• EXERCISE BRIEF
Look through the records below, and copy out every line that holds the string "screenshot".

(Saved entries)
::::::::

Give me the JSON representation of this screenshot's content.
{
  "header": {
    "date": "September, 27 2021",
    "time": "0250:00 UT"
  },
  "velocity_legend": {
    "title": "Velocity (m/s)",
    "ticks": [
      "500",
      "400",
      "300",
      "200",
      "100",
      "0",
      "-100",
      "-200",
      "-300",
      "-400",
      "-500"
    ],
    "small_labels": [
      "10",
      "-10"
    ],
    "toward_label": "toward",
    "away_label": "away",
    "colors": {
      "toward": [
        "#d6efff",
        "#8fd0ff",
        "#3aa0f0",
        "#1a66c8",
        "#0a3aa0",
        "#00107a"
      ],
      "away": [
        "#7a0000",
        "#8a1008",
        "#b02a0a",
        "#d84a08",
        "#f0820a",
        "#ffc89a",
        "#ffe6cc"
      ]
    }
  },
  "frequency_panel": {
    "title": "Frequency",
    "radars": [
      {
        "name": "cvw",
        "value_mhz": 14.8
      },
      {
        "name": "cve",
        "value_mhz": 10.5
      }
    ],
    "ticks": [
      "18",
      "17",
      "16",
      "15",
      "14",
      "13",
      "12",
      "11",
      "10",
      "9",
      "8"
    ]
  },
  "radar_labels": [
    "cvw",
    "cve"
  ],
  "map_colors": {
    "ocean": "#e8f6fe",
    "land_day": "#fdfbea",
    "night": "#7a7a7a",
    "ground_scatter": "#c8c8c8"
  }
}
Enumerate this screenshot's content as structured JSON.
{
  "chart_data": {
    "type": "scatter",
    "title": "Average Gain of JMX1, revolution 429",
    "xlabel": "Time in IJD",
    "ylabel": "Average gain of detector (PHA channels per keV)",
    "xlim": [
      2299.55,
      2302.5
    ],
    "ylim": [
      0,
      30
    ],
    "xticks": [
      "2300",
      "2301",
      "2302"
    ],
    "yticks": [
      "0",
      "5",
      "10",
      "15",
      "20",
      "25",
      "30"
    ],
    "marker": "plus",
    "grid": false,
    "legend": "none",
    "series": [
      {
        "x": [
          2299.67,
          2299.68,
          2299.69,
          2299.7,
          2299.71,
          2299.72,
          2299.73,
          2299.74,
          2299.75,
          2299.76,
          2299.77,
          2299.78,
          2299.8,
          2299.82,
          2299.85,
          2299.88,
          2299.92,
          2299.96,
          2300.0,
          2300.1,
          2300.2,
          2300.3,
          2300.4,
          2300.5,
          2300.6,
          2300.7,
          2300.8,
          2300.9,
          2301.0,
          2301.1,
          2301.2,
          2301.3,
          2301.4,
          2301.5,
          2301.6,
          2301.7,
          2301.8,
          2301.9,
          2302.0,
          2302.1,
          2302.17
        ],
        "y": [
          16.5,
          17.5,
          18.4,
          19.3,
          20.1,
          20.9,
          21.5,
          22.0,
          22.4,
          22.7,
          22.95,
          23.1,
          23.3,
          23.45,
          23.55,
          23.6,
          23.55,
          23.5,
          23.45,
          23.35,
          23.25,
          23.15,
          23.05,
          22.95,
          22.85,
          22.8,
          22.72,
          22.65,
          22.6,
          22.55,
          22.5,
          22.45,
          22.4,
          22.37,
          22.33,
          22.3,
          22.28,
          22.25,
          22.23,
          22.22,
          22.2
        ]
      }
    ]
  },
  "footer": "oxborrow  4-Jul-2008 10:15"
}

::::::::

• COMPLETE RESPONSE
Give me the JSON representation of this screenshot's content.
Enumerate this screenshot's content as structured JSON.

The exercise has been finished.